= ITEMS =
----

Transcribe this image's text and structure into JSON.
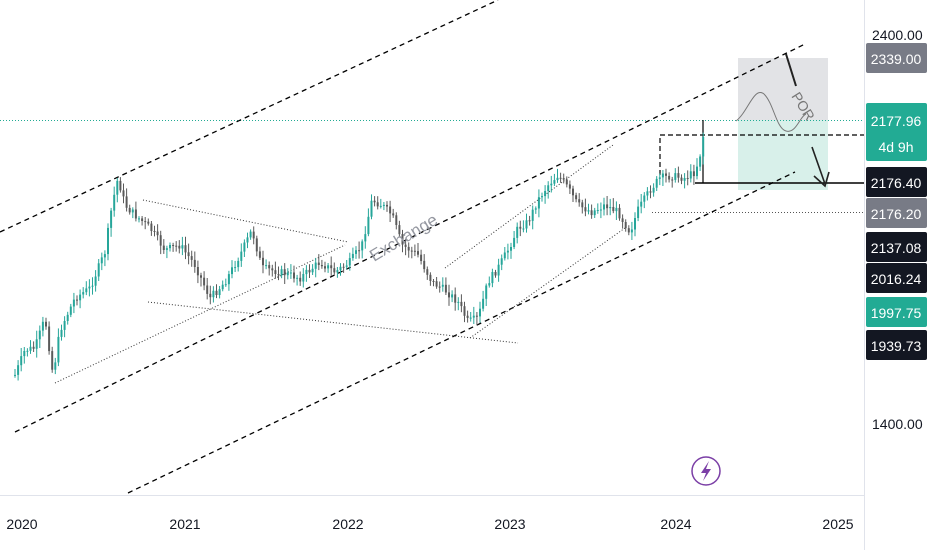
{
  "chart_data": {
    "type": "candlestick",
    "x_axis": {
      "labels": [
        "2020",
        "2021",
        "2022",
        "2023",
        "2024",
        "2025"
      ]
    },
    "y_axis": {
      "labels": [
        "2400.00",
        "1400.00"
      ]
    },
    "price_tags": [
      {
        "label": "2339.00",
        "bg": "#787b86",
        "fg": "#ffffff"
      },
      {
        "label": "2177.96",
        "sublabel": "4d 9h",
        "bg": "#22ab94",
        "fg": "#ffffff"
      },
      {
        "label": "2176.40",
        "bg": "#131722",
        "fg": "#ffffff"
      },
      {
        "label": "2176.20",
        "bg": "#787b86",
        "fg": "#ffffff"
      },
      {
        "label": "2137.08",
        "bg": "#131722",
        "fg": "#ffffff"
      },
      {
        "label": "2016.24",
        "bg": "#131722",
        "fg": "#ffffff"
      },
      {
        "label": "1997.75",
        "bg": "#22ab94",
        "fg": "#ffffff"
      },
      {
        "label": "1939.73",
        "bg": "#131722",
        "fg": "#ffffff"
      }
    ],
    "annotations": {
      "watermark": "Exchange",
      "pattern_label": "POR"
    },
    "colors": {
      "up": "#26a69a",
      "down": "#5a5a5a",
      "tp_zone": "#d8f0ea",
      "sl_zone": "#e2e3e6",
      "lines": "#000000",
      "price_line": "#22ab94"
    }
  },
  "footer": {
    "logo_icon": "lightning-icon"
  }
}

----

= DIRECTION =
Without the pictures, output the full listing exactly as it stands.

= SOLUTION =
Transcribe this image's text and structure into JSON.
{
  "chart_data": {
    "type": "candlestick",
    "x_axis": {
      "labels": [
        "2020",
        "2021",
        "2022",
        "2023",
        "2024",
        "2025"
      ]
    },
    "y_axis": {
      "labels": [
        "2400.00",
        "1400.00"
      ]
    },
    "price_tags": [
      {
        "label": "2339.00",
        "bg": "#787b86",
        "fg": "#ffffff"
      },
      {
        "label": "2177.96",
        "sublabel": "4d 9h",
        "bg": "#22ab94",
        "fg": "#ffffff"
      },
      {
        "label": "2176.40",
        "bg": "#131722",
        "fg": "#ffffff"
      },
      {
        "label": "2176.20",
        "bg": "#787b86",
        "fg": "#ffffff"
      },
      {
        "label": "2137.08",
        "bg": "#131722",
        "fg": "#ffffff"
      },
      {
        "label": "2016.24",
        "bg": "#131722",
        "fg": "#ffffff"
      },
      {
        "label": "1997.75",
        "bg": "#22ab94",
        "fg": "#ffffff"
      },
      {
        "label": "1939.73",
        "bg": "#131722",
        "fg": "#ffffff"
      }
    ],
    "annotations": {
      "watermark": "Exchange",
      "pattern_label": "POR"
    },
    "colors": {
      "up": "#26a69a",
      "down": "#5a5a5a",
      "tp_zone": "#d8f0ea",
      "sl_zone": "#e2e3e6",
      "lines": "#000000",
      "price_line": "#22ab94"
    }
  },
  "footer": {
    "logo_icon": "lightning-icon"
  }
}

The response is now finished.